One easy, obvious solution might be to claim a grand, even aristocratic lineage. (“Yes, we was Quality Folks in 1850! Owned 5,000 acres of bottom land!”) Alas, that quickly turns into bad Tennessee Williams or Faulkner, and may be largely inaccessible to your interlocutors, particularly if they are colored people, say, or New York Jews. That’s where the Red Indian fiction comes in handy. “We weren’t poor white trash, sir! We were — Cherokee!”

Daniels shows us several examples of this social pathology, fake-non-whiteness, wherein white women so loathe being white that they attempt to pass as blacks (or, sometimes, as “Afro-Latinas” or so-called “indigenous” Red Indians). The most famous, Rachel Dolezal, has a tale that is particularly unsettling. When she was first exposed as an imitation negress who had lied her way into a leadership post at the NAACP, we were told that her parents were conventional middle-class white people. Somewhat later it came out that they had adopted four black children, some of whom apparently bullied the blonde, lily-white Rachel. Dolezal claimed her parents abused them all, beating Rachel with “wooden boards” while whipping the negro adoptees with a “baboon whip.” However much of that is true, it is apparent that the Dolezal tale is really one of race-shaming, to a far more intense degree than author Daniels ever struggled with.

Excerpted data —

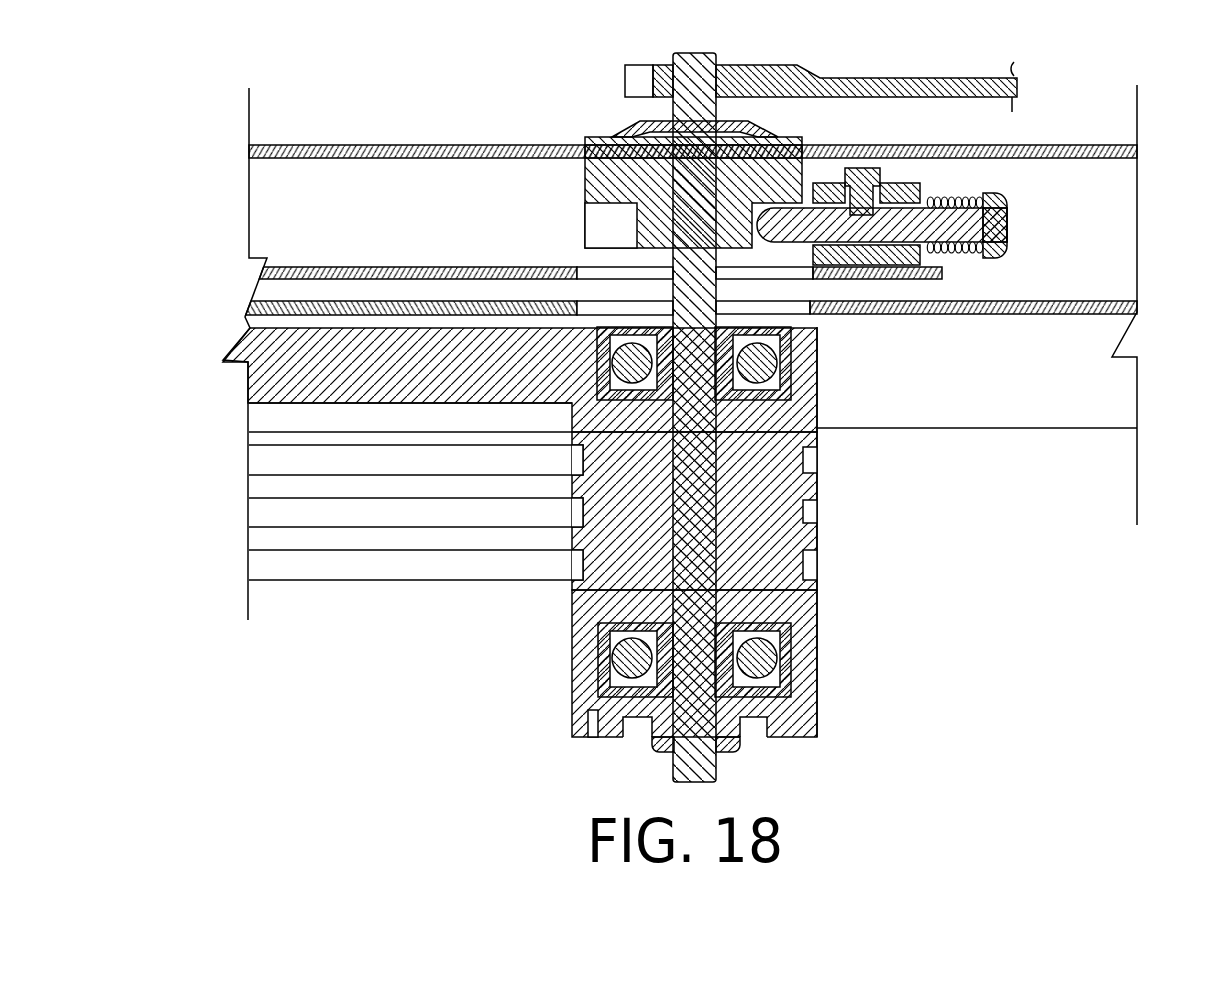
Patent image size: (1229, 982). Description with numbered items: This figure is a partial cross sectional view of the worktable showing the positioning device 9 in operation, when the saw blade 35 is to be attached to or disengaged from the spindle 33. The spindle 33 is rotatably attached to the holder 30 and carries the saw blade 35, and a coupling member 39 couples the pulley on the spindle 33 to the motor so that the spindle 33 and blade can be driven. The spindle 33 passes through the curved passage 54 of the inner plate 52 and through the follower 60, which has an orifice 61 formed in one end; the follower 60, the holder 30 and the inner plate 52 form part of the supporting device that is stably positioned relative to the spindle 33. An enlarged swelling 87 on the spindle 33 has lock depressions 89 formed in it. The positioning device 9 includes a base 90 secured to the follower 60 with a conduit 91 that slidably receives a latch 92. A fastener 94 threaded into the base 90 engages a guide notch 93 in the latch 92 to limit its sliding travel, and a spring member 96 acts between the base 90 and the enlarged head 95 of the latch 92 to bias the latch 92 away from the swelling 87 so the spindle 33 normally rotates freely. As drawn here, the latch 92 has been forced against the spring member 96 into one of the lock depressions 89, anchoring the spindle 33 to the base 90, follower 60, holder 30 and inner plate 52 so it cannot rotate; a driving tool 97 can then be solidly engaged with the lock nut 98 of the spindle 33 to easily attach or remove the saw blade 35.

The positioning device 9 is at (984, 246).
The holder 30 is at (258, 375).
The spindle 33 is at (661, 541).
The saw blade 35 is at (313, 145).
The coupling member 39 is at (833, 571).
The inner plate 52 is at (250, 305).
The curved passage 54 is at (593, 306).
The follower 60 is at (298, 268).
The orifice 61 is at (613, 272).
The swelling 87 is at (641, 156).
The lock depressions 89 is at (598, 228).
The base 90 is at (902, 183).
The conduit 91 is at (858, 250).
The latch 92 is at (955, 207).
The guide notch 93 is at (837, 210).
The fastener 94 is at (863, 170).
The enlarged head 95 is at (997, 203).
The spring member 96 is at (933, 200).
The driving tool 97 is at (1008, 112).
The lock nut 98 is at (733, 65).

Exercise task —
According to the passage on racial passing, what position had Rachel Dolezal obtained before she was exposed?

Exercise response —
A leadership post at the NAACP.